>> start

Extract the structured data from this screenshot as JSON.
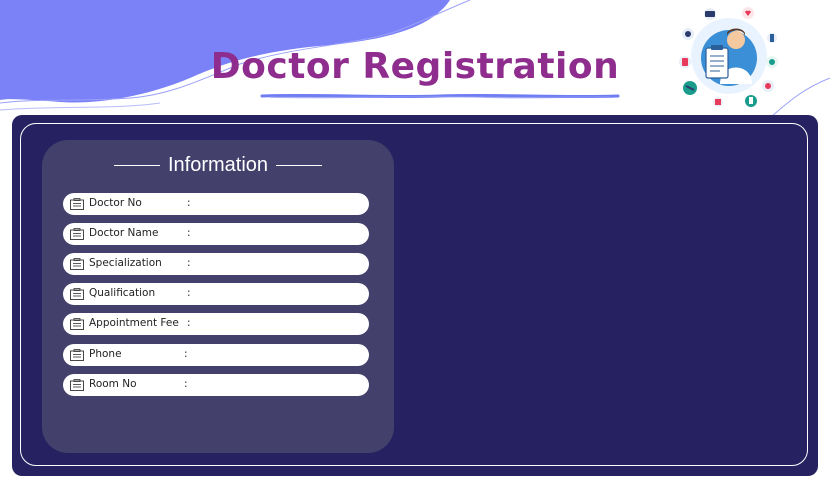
{
  "page": {
    "title": "Doctor Registration",
    "colors": {
      "title": "#8e2d8e",
      "blob": "#7b82f8",
      "panel": "#262262",
      "card": "#43406b",
      "underline": "#6f7cf2"
    }
  },
  "form": {
    "heading": "Information",
    "fields": [
      {
        "label": "Doctor No",
        "colon": ":",
        "value": ""
      },
      {
        "label": "Doctor Name",
        "colon": ":",
        "value": ""
      },
      {
        "label": "Specialization",
        "colon": ":",
        "value": ""
      },
      {
        "label": "Qualification",
        "colon": ":",
        "value": ""
      },
      {
        "label": "Appointment Fee",
        "colon": ":",
        "value": ""
      },
      {
        "label": "Phone",
        "colon": ":",
        "value": ""
      },
      {
        "label": "Room No",
        "colon": ":",
        "value": ""
      }
    ]
  },
  "icons": {
    "field_icon": "id-card-icon",
    "header_art": "doctor-illustration-icon"
  }
}
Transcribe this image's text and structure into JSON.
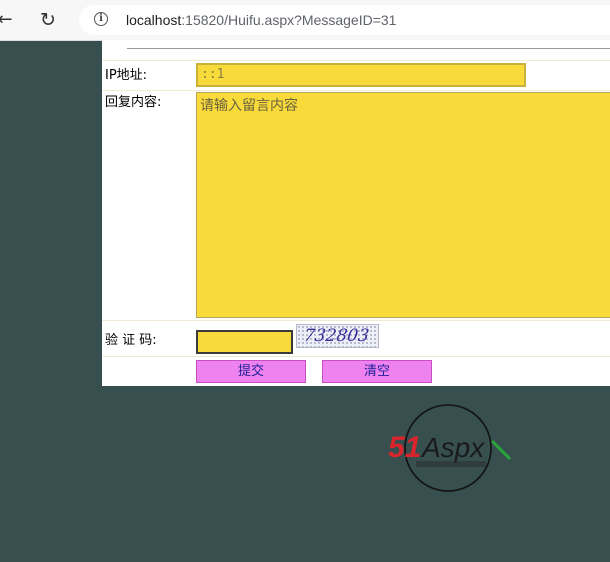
{
  "browser": {
    "url_host": "localhost",
    "url_rest": ":15820/Huifu.aspx?MessageID=31"
  },
  "form": {
    "ip_label": "IP地址:",
    "ip_value": "::1",
    "reply_label": "回复内容:",
    "reply_placeholder": "请输入留言内容",
    "captcha_label": "验 证 码:",
    "captcha_value": "",
    "captcha_code": "732803",
    "submit_label": "提交",
    "clear_label": "清空"
  },
  "logo": {
    "brand_num": "51",
    "brand_text": "Aspx",
    "brand_color_red": "#d9262c",
    "brand_color_green": "#2aa53a"
  }
}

>> end

WHAT IS EXPECTED
Nothing in the entries above should change when they are printed again, except that the pictures are dropped.

FULL ANSWER
Extract the structured data from this screenshot as JSON.
{
  "page": {
    "title": "Doctor Registration",
    "colors": {
      "title": "#8e2d8e",
      "blob": "#7b82f8",
      "panel": "#262262",
      "card": "#43406b",
      "underline": "#6f7cf2"
    }
  },
  "form": {
    "heading": "Information",
    "fields": [
      {
        "label": "Doctor No",
        "colon": ":",
        "value": ""
      },
      {
        "label": "Doctor Name",
        "colon": ":",
        "value": ""
      },
      {
        "label": "Specialization",
        "colon": ":",
        "value": ""
      },
      {
        "label": "Qualification",
        "colon": ":",
        "value": ""
      },
      {
        "label": "Appointment Fee",
        "colon": ":",
        "value": ""
      },
      {
        "label": "Phone",
        "colon": ":",
        "value": ""
      },
      {
        "label": "Room No",
        "colon": ":",
        "value": ""
      }
    ]
  },
  "icons": {
    "field_icon": "id-card-icon",
    "header_art": "doctor-illustration-icon"
  }
}
Transcribe this image's text and structure into JSON.
{
  "browser": {
    "url_host": "localhost",
    "url_rest": ":15820/Huifu.aspx?MessageID=31"
  },
  "form": {
    "ip_label": "IP地址:",
    "ip_value": "::1",
    "reply_label": "回复内容:",
    "reply_placeholder": "请输入留言内容",
    "captcha_label": "验 证 码:",
    "captcha_value": "",
    "captcha_code": "732803",
    "submit_label": "提交",
    "clear_label": "清空"
  },
  "logo": {
    "brand_num": "51",
    "brand_text": "Aspx",
    "brand_color_red": "#d9262c",
    "brand_color_green": "#2aa53a"
  }
}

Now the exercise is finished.